--- begin ---
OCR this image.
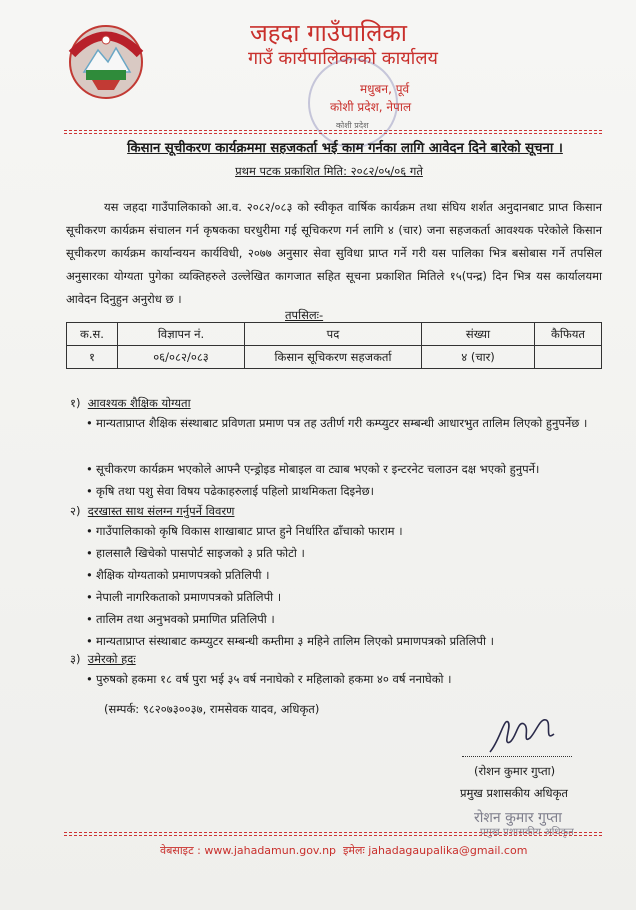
जहदा गाउँपालिका
गाउँ कार्यपालिकाको कार्यालय
मधुबन, पूर्व
कोशी प्रदेश, नेपाल
कोशी प्रदेश
किसान सूचीकरण कार्यक्रममा सहजकर्ता भई काम गर्नका लागि आवेदन दिने बारेको सूचना ।
प्रथम पटक प्रकाशित मिति: २०८२/०५/०६ गते
यस जहदा गाउँपालिकाको आ.व. २०८२/०८३ को स्वीकृत वार्षिक कार्यक्रम तथा संघिय शर्शत अनुदानबाट प्राप्त किसान सूचीकरण कार्यक्रम संचालन गर्न कृषकका घरधुरीमा गई सूचिकरण गर्न लागि ४ (चार) जना सहजकर्ता आवश्यक परेकोले किसान सूचीकरण कार्यक्रम कार्यान्वयन कार्यविधी, २०७७ अनुसार सेवा सुविधा प्राप्त गर्ने गरी यस पालिका भित्र बसोबास गर्ने तपसिल अनुसारका योग्यता पुगेका व्यक्तिहरुले उल्लेखित कागजात सहित सूचना प्रकाशित मितिले १५(पन्द्र) दिन भित्र यस कार्यालयमा आवेदन दिनुहुन अनुरोध छ ।
तपसिलः-
क.स.	विज्ञापन नं.	पद	संख्या	कैफियत
१	०६/०८२/०८३	किसान सूचिकरण सहजकर्ता	४ (चार)	
१) आवश्यक शैक्षिक योग्यता
• मान्यताप्राप्त शैक्षिक संस्थाबाट प्रविणता प्रमाण पत्र तह उतीर्ण गरी कम्प्युटर सम्बन्धी आधारभुत तालिम लिएको हुनुपर्नेछ ।
• सूचीकरण कार्यक्रम भएकोले आफ्नै एन्ड्रोइड मोबाइल वा ट्याब भएको र इन्टरनेट चलाउन दक्ष भएको हुनुपर्ने।
• कृषि तथा पशु सेवा विषय पढेकाहरुलाई पहिलो प्राथमिकता दिइनेछ।
२) दरखास्त साथ संलग्न गर्नुपर्ने विवरण
• गाउँपालिकाको कृषि विकास शाखाबाट प्राप्त हुने निर्धारित ढाँचाको फाराम ।
• हालसालै खिचेको पासपोर्ट साइजको ३ प्रति फोटो ।
• शैक्षिक योग्यताको प्रमाणपत्रको प्रतिलिपी ।
• नेपाली नागरिकताको प्रमाणपत्रको प्रतिलिपी ।
• तालिम तथा अनुभवको प्रमाणित प्रतिलिपी ।
• मान्यताप्राप्त संस्थाबाट कम्प्युटर सम्बन्धी कम्तीमा ३ महिने तालिम लिएको प्रमाणपत्रको प्रतिलिपी ।
३) उमेरको हदः
• पुरुषको हकमा १८ वर्ष पुरा भई ३५ वर्ष ननाघेको र महिलाको हकमा ४० वर्ष ननाघेको ।
(सम्पर्क: ९८२०७३००३७, रामसेवक यादव, अधिकृत)
(रोशन कुमार गुप्ता)
प्रमुख प्रशासकीय अधिकृत
रोशन कुमार गुप्ता
प्रमुख प्रशासकीय अधिकृत
वेबसाइट : www.jahadamun.gov.np इमेलः jahadagaupalika@gmail.com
--- end ---
▶ **Requirements**:
Which lines include "सहजकर"? Copy each of them out.

▶ **Problem solution**:
किसान सूचीकरण कार्यक्रममा सहजकर्ता भई काम गर्नका लागि आवेदन दिने बारेको सूचना ।
यस जहदा गाउँपालिकाको आ.व. २०८२/०८३ को स्वीकृत वार्षिक कार्यक्रम तथा संघिय शर्शत अनुदानबाट प्राप्त किसान सूचीकरण कार्यक्रम संचालन गर्न कृषकका घरधुरीमा गई सूचिकरण गर्न लागि ४ (चार) जना सहजकर्ता आवश्यक परेकोले किसान सूचीकरण कार्यक्रम कार्यान्वयन कार्यविधी, २०७७ अनुसार सेवा सुविधा प्राप्त गर्ने गरी यस पालिका भित्र बसोबास गर्ने तपसिल अनुसारका योग्यता पुगेका व्यक्तिहरुले उल्लेखित कागजात सहित सूचना प्रकाशित मितिले १५(पन्द्र) दिन भित्र यस कार्यालयमा आवेदन दिनुहुन अनुरोध छ ।
१	०६/०८२/०८३	किसान सूचिकरण सहजकर्ता	४ (चार)	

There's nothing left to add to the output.